### What to do
Locate the lines where "this" occurs and copy them as they stand.
═════ Records to use ═════
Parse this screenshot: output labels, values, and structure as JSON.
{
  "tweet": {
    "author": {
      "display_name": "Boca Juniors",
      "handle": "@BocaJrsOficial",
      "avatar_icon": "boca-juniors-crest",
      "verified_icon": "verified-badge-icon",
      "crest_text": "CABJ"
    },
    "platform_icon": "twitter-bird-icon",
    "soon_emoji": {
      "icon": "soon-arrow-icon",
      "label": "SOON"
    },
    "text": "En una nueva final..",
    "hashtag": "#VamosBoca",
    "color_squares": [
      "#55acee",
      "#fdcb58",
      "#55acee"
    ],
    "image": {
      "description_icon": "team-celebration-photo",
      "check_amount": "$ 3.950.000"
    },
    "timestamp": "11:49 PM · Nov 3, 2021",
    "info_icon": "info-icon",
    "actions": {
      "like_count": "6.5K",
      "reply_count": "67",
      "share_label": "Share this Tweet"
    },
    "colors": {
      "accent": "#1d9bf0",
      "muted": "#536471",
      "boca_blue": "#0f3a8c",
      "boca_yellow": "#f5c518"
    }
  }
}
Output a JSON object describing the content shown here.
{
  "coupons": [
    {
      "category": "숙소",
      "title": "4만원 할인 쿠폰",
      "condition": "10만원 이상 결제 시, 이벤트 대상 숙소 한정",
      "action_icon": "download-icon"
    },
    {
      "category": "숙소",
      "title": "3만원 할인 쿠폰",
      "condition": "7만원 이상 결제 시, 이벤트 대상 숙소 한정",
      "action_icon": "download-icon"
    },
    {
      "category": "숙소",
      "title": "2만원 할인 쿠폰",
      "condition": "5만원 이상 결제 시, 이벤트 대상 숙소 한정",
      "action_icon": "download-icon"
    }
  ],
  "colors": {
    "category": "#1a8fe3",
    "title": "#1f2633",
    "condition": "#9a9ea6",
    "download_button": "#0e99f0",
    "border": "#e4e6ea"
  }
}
═════
### Exercise output
Parse this screenshot: output labels, values, and structure as JSON.
      "share_label": "Share this Tweet"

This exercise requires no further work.